*Challenges*.
(A) What career did Bronnie Ware pursue instead of studying right after school, according to the interview with her?
(B) Carry on the interview with Bronnie Ware from its last line.

*Source document*.
☆ ☆ ☆ ☆ ☆

Pascale: Why don't you share with us first-who is Bronnie Ware?
 
Bronnie: Born in Sydney, Australia in the 1960’s. No studies immediately after school – I had a career in the banking industry instead. I studied music later in life, due to my love of songwriting. I am also a gentle natured humanitarian at heart, who believes that everyone has a story worth hearing.
 
Pascale: What are your top five values for living and what is your personal belief on dying?
 
Bronnie:            
1.Noble speech – no gossip, no lies.
2. Always honour my own heart.
3. Be kind.
4. Live in gratitude.
5. Breathe fresh air.
I’ve been around too many dying people, including those who smiled joyously at something or someone I could not see as they were very close to passing on. I cannot help but believe there is more to go to, or to return to. Dying is just another transition in our soul’s journey.
 
Pascale: What personally drew the topics of death and dying into your world?
 
Bronnie: Although I’ve always been quite a philosopher and accepted that death is a part of life, it was not a conscious choice to become interested in death and dying. The field became a part of my calling without me truly seeing it coming. I was searching for a job with heart. I found it!
 
Pascale: Then what brought you to work in palliative care? How did working in the caring profession alter you?
 
Bronnie: The job as a palliative caregiver chose me, really. I wanted to do a live-in job so that I didn’t have to pay rent or have a mortgage. I didn’t want to get caught up in those payment cycles, enabling me to be freer to work on my songwriting. But the work soon became my main job.  I am a much stronger and happier person as a result of all I learned through my time with dying people.

☆ ☆ ☆ ☆ ☆

(Collected data)
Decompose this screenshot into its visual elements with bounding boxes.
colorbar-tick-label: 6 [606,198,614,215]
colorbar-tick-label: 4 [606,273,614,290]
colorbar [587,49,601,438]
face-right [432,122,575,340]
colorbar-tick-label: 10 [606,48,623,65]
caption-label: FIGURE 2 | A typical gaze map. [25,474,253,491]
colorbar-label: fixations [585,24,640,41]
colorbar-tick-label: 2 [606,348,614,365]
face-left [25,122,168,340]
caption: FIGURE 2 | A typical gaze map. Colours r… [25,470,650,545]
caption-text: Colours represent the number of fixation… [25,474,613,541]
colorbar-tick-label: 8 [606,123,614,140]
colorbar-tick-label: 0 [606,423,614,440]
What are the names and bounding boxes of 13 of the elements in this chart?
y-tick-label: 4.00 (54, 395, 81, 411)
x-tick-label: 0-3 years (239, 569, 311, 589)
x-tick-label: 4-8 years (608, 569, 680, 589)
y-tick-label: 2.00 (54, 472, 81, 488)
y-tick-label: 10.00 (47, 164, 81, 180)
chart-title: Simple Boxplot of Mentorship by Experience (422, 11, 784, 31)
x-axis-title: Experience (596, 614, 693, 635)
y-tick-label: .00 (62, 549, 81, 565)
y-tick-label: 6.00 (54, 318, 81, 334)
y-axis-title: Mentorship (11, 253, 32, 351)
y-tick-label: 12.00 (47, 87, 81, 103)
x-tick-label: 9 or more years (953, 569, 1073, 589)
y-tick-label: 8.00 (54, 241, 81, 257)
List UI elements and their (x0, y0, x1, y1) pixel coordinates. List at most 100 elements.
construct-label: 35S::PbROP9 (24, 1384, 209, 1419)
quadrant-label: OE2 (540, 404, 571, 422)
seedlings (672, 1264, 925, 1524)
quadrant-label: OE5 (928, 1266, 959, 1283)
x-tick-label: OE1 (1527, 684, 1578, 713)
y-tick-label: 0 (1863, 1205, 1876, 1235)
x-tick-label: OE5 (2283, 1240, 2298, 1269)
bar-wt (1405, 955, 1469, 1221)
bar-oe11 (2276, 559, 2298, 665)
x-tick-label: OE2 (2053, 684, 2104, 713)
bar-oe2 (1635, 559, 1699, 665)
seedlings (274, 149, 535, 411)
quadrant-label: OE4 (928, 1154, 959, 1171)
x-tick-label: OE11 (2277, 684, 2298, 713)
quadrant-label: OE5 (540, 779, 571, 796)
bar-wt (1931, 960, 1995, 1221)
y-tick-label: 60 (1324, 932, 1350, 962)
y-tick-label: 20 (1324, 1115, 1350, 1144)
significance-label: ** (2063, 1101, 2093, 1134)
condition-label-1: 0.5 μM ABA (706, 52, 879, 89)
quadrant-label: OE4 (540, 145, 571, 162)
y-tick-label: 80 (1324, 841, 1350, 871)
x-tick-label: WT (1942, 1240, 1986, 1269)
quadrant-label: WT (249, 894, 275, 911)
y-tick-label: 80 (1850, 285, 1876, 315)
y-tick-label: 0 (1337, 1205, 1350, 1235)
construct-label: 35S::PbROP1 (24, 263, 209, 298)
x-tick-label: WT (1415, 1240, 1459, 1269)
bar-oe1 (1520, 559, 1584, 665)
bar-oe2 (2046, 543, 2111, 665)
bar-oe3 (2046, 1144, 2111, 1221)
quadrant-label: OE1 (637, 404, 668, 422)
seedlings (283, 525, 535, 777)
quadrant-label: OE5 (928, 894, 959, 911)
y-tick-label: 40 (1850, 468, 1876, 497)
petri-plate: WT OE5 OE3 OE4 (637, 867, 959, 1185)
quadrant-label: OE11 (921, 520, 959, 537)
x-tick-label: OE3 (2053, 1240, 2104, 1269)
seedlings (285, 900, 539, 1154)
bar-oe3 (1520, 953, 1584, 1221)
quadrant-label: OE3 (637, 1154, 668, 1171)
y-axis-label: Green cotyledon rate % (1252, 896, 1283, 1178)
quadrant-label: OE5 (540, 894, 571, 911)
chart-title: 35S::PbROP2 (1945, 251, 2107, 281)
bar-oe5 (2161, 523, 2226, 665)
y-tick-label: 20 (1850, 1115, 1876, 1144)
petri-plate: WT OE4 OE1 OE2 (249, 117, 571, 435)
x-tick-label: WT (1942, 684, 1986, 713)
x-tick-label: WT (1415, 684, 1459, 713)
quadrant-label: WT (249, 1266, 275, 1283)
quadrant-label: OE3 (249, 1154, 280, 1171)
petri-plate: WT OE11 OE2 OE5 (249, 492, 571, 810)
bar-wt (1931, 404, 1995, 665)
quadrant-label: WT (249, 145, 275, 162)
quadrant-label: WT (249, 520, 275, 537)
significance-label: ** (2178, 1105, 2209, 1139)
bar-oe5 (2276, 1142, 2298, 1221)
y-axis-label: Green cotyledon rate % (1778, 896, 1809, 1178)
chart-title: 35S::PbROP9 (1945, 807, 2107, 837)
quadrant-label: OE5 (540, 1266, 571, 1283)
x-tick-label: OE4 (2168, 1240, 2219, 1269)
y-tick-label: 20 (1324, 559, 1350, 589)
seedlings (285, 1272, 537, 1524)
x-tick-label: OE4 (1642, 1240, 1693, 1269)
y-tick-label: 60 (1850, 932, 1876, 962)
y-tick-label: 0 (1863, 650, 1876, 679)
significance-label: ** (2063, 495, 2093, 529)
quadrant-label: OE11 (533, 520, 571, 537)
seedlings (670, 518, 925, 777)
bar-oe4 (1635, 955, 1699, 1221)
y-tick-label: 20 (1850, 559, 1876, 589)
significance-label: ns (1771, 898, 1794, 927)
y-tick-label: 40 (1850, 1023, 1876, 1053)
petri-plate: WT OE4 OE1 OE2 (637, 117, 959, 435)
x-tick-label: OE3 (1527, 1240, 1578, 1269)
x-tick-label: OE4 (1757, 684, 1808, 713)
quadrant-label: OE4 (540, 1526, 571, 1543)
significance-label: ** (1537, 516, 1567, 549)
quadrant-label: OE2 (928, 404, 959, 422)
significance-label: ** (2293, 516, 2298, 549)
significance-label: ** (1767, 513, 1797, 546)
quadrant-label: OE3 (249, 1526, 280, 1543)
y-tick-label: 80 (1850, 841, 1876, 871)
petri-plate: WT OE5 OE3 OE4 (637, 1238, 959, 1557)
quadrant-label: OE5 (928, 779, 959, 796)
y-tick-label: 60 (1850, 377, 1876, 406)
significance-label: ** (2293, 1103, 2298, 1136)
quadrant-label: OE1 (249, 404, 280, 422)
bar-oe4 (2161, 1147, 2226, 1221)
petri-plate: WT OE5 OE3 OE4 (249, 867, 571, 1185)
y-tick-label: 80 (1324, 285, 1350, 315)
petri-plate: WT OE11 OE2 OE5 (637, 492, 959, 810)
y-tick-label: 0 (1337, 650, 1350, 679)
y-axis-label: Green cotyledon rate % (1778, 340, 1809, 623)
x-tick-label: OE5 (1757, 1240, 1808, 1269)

☆ ☆ ☆ ☆ ☆

*Answers in order*.
(A) A career in the banking industry.

(B)
 
Pascale: It's amazingly interesting I have read lots of books on how to deal with death once death descends on our doorstep. Examples of authors that come to mind would be people like Elizabeth Kubler Ross. What grabbed my attention about your book is that your book was one of the first choosing to laser in on the regrets of the dying.  Why not share with us what the top five regrets of the dying were?
 
Bronnie:
1. I wish I’d had the courage to live a life true to myself, and not the life others expect of me.
2. I wish I hadn’t worked hard.
3. I wish I’d had the courage to express my feelings.
4. I wish I had stayed in touch with my friends.
5. I wish I had let myself be happier.
 
Pascale: For me this is very liberating as it helps signal lots of messages to the living. What are your thoughts on this?
 
Bronnie: Although the book talks openly about death and regrets, it is actually a book about life, courage and hope.
 
Pascale: What personal life lessons have you gained from working with the dying? And how if any has this changed the way you see life?
 
Bronnie: That at the end of your life, what other people think of you is irrelevant. So why worry about it before then? Live a good and kind life, but always be strong and stay true to your own heart, above all else. Your life is your own choice. Your happiness is your own choice. This becomes even more obvious when you are looking back on your life at the end.
 
Pascale: Bronnie, you have written this great book entitled the Top Five Regrets of the Dying. What is your intention or desire for readers reading this book?
 
Bronnie: That they find the courage to live a life true to themselves and that they are able to revisit the book when their sense of hope needs renewing.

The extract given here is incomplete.